(Entries taken from a collection)
━━━━
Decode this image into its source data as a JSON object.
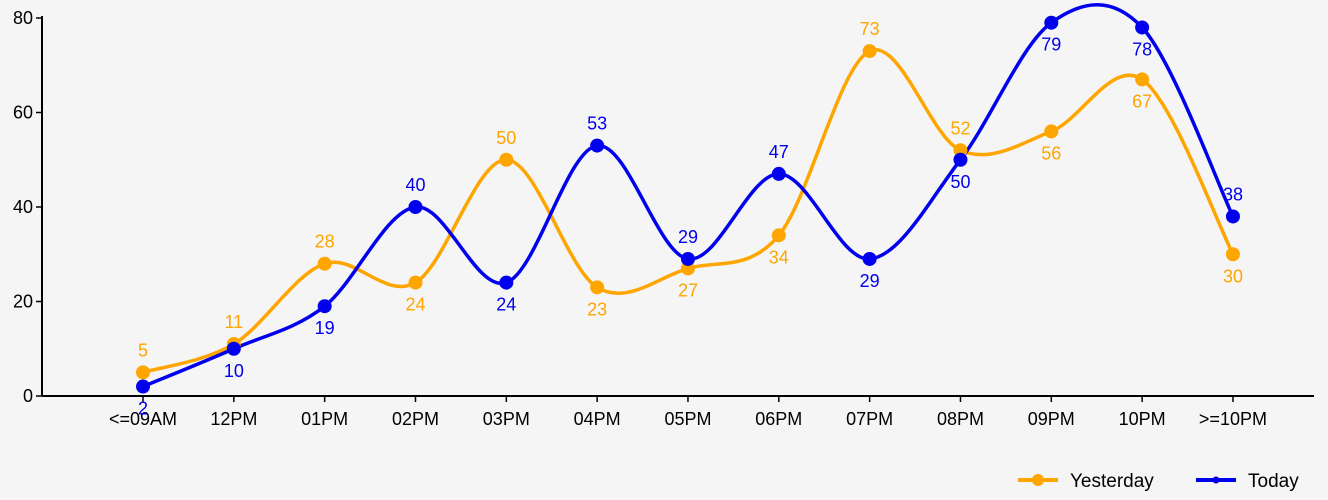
{
  "chart_data": {
    "type": "line",
    "categories": [
      "<=09AM",
      "12PM",
      "01PM",
      "02PM",
      "03PM",
      "04PM",
      "05PM",
      "06PM",
      "07PM",
      "08PM",
      "09PM",
      "10PM",
      ">=10PM"
    ],
    "series": [
      {
        "name": "Yesterday",
        "color": "#FFA500",
        "values": [
          5,
          11,
          28,
          24,
          50,
          23,
          27,
          34,
          73,
          52,
          56,
          67,
          30
        ]
      },
      {
        "name": "Today",
        "color": "#0000EE",
        "values": [
          2,
          10,
          19,
          40,
          24,
          53,
          29,
          47,
          29,
          50,
          79,
          78,
          38
        ]
      }
    ],
    "yticks": [
      0,
      20,
      40,
      60,
      80
    ],
    "ylim": [
      0,
      80
    ],
    "smooth": true,
    "grid": false,
    "legend_position": "bottom-right"
  }
}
━━━━
■ WHAT YOU SHOULD DO ■
Transcribe every record above exactly as written, leaving out any pictures.

■ ANSWER IN FULL ■
Decode this image into its source data as a JSON object.
{
  "chart_data": {
    "type": "line",
    "categories": [
      "<=09AM",
      "12PM",
      "01PM",
      "02PM",
      "03PM",
      "04PM",
      "05PM",
      "06PM",
      "07PM",
      "08PM",
      "09PM",
      "10PM",
      ">=10PM"
    ],
    "series": [
      {
        "name": "Yesterday",
        "color": "#FFA500",
        "values": [
          5,
          11,
          28,
          24,
          50,
          23,
          27,
          34,
          73,
          52,
          56,
          67,
          30
        ]
      },
      {
        "name": "Today",
        "color": "#0000EE",
        "values": [
          2,
          10,
          19,
          40,
          24,
          53,
          29,
          47,
          29,
          50,
          79,
          78,
          38
        ]
      }
    ],
    "yticks": [
      0,
      20,
      40,
      60,
      80
    ],
    "ylim": [
      0,
      80
    ],
    "smooth": true,
    "grid": false,
    "legend_position": "bottom-right"
  }
}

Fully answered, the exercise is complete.